• [Work to do]: From the entries that follow, list every line in which the string "Individuals" appears.

• [Records supplied]:
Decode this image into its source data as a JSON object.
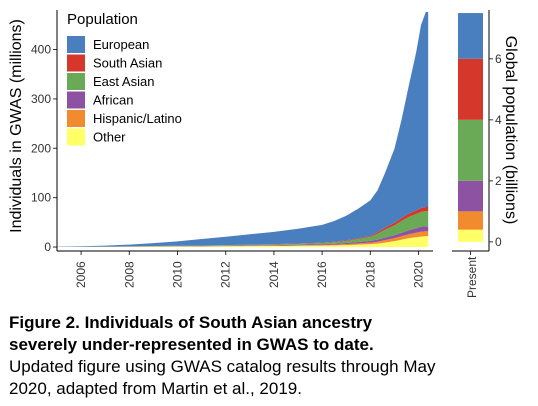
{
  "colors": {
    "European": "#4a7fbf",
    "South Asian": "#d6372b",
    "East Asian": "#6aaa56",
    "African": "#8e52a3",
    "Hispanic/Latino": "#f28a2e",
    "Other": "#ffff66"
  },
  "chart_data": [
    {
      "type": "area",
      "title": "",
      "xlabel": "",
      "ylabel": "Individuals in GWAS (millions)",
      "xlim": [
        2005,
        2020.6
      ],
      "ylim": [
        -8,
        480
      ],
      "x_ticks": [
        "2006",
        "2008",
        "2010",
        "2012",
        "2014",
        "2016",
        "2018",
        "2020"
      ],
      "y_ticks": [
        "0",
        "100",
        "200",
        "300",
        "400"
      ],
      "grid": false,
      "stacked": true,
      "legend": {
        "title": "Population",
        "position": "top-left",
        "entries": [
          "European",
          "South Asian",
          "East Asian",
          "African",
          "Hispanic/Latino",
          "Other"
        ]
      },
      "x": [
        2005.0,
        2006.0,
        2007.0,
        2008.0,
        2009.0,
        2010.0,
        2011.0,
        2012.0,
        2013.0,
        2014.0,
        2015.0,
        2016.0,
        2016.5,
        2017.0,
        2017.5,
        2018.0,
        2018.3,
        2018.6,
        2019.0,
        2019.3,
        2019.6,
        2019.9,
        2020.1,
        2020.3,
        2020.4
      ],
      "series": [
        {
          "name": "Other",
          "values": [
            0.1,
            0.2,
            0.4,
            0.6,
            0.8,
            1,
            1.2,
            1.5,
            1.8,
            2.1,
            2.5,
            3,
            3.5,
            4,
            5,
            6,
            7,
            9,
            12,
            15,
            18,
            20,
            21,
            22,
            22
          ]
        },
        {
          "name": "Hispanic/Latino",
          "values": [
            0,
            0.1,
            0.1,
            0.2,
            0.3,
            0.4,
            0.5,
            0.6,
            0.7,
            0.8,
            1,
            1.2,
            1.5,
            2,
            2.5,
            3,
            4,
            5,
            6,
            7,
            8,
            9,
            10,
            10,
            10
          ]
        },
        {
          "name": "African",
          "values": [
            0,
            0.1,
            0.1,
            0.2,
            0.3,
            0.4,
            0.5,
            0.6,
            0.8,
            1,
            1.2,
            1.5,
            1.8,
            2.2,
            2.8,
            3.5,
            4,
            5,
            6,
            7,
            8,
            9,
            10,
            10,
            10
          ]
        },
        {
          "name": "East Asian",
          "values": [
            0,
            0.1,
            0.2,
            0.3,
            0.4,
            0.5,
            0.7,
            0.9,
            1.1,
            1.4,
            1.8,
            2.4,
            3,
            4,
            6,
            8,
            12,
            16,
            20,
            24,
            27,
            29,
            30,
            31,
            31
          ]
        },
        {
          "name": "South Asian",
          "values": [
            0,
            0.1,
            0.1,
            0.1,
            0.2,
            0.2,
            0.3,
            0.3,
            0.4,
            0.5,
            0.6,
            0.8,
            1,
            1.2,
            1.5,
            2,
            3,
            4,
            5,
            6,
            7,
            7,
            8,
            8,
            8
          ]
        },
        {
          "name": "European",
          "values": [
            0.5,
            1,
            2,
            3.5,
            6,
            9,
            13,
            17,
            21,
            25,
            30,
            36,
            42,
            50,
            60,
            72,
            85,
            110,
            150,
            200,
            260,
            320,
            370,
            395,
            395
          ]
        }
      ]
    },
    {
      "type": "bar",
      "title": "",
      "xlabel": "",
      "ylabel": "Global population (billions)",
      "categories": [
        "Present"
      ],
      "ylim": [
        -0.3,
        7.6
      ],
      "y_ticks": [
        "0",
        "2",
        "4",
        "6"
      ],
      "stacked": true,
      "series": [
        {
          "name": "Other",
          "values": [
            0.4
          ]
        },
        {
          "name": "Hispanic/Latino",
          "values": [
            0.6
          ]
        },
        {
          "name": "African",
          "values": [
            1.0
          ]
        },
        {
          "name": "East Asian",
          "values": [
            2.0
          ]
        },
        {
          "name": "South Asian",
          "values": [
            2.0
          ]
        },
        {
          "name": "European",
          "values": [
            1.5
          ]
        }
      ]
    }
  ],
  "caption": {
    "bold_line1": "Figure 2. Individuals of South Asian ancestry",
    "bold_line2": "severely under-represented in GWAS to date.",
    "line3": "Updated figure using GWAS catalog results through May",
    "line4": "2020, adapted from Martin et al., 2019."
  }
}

• [Full solution]:
      "ylabel": "Individuals in GWAS (millions)",
    "bold_line1": "Figure 2. Individuals of South Asian ancestry",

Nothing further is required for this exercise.